## Directive
Go through the records and show each line where the word "Annual" occurs.

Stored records
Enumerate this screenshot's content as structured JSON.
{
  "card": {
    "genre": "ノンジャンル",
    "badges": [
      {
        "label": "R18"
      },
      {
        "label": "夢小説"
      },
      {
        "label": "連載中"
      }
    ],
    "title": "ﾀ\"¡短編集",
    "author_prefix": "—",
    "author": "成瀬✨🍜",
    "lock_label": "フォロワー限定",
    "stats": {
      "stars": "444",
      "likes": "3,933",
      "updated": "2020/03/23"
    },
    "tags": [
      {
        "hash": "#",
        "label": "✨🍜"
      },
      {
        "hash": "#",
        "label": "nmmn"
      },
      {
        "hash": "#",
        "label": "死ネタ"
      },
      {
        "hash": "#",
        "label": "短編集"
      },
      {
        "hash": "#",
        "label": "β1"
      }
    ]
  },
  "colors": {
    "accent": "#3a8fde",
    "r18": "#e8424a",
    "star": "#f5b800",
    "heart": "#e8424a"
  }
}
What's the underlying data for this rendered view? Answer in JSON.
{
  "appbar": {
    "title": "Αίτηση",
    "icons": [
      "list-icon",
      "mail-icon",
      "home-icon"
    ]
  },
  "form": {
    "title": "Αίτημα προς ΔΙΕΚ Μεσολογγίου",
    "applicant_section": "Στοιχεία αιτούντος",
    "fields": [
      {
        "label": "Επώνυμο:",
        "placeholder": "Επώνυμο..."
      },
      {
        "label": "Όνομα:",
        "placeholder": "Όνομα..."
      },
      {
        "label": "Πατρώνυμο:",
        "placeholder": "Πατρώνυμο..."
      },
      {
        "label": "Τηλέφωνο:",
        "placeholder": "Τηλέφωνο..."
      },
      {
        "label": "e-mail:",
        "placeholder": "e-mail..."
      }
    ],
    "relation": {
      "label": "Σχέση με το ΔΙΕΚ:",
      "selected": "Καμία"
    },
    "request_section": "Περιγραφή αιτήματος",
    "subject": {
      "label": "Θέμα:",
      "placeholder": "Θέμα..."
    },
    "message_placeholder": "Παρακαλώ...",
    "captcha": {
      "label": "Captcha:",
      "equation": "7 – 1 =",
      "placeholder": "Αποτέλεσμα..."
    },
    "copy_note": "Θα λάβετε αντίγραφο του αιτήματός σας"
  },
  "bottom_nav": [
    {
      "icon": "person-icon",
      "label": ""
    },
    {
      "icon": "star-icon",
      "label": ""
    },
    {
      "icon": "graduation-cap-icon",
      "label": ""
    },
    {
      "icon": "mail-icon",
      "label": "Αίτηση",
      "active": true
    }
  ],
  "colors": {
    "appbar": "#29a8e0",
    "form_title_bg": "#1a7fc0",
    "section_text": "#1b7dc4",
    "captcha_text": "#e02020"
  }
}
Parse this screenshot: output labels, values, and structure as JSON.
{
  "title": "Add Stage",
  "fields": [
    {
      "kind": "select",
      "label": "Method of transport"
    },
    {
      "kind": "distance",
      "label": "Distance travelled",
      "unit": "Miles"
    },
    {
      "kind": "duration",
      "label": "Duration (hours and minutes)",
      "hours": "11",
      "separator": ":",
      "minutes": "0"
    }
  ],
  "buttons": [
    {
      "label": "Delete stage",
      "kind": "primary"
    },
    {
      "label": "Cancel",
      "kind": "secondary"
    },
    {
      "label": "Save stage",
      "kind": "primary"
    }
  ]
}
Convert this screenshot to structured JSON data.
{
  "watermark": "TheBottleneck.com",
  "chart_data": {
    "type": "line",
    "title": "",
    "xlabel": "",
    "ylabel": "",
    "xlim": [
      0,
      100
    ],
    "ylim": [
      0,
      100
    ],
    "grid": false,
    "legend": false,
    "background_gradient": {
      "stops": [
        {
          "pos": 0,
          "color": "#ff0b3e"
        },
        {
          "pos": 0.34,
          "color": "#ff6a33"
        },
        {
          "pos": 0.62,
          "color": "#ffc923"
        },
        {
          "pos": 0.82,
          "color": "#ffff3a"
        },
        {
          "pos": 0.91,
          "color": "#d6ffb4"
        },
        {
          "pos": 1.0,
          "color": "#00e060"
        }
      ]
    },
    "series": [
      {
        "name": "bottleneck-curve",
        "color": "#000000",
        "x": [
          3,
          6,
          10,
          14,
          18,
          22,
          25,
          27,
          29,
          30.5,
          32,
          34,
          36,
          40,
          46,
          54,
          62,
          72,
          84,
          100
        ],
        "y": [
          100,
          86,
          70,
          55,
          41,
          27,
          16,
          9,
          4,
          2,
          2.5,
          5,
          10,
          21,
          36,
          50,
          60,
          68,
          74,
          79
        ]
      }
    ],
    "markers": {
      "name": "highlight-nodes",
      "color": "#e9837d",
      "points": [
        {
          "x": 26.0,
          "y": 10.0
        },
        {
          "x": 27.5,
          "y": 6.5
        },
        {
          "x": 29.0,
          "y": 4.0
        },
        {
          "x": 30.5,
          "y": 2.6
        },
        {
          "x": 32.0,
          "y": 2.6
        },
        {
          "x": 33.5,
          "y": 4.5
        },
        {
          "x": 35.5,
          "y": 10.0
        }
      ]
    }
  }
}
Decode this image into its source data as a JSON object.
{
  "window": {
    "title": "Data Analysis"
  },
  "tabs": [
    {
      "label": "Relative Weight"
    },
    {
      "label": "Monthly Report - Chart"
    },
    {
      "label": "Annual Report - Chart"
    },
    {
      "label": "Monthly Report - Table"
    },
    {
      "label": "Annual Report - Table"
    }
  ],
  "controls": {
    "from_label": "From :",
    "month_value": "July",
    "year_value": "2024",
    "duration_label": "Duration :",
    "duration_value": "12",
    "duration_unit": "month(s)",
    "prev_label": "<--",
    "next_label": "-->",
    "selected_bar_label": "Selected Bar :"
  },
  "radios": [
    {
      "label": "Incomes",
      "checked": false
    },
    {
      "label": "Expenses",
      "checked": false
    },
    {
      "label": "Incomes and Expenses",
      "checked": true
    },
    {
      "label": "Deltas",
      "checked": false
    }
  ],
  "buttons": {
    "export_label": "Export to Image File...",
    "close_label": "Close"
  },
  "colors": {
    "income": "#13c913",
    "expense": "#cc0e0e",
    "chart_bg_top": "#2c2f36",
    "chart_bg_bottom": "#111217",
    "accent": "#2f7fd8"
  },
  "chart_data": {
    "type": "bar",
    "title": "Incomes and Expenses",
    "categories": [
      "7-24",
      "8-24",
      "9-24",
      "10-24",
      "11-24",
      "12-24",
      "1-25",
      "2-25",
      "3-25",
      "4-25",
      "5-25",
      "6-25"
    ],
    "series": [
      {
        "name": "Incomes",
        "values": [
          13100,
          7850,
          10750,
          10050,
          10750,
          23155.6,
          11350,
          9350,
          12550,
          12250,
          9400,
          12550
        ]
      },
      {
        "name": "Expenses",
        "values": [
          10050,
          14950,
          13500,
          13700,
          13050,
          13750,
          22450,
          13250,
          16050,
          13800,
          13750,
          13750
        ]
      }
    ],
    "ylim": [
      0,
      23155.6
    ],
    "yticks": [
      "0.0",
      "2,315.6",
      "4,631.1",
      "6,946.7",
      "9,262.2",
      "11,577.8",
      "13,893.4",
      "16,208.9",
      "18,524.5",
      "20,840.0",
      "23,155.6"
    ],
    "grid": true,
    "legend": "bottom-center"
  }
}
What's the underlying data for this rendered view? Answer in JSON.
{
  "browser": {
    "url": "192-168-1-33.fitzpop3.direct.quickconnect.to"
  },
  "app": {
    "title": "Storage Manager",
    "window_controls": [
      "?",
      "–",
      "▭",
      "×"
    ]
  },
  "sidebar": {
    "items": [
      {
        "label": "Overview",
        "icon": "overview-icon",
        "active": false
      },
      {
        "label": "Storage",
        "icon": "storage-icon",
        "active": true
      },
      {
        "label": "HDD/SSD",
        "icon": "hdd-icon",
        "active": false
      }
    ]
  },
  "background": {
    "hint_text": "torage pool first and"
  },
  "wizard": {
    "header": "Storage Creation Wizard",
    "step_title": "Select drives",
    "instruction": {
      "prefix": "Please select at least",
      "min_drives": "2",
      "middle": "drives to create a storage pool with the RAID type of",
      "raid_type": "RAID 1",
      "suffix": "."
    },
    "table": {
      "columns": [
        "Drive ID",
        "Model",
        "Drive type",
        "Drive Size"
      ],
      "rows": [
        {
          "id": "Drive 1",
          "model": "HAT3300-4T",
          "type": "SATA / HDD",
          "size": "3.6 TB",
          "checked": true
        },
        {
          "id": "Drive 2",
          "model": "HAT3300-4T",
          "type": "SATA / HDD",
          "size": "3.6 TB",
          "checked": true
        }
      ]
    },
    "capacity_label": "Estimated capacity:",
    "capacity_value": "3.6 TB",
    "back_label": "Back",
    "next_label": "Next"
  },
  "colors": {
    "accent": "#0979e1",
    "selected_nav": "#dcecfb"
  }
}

## Full solution
      "label": "Annual Report - Chart"
      "label": "Annual Report - Table"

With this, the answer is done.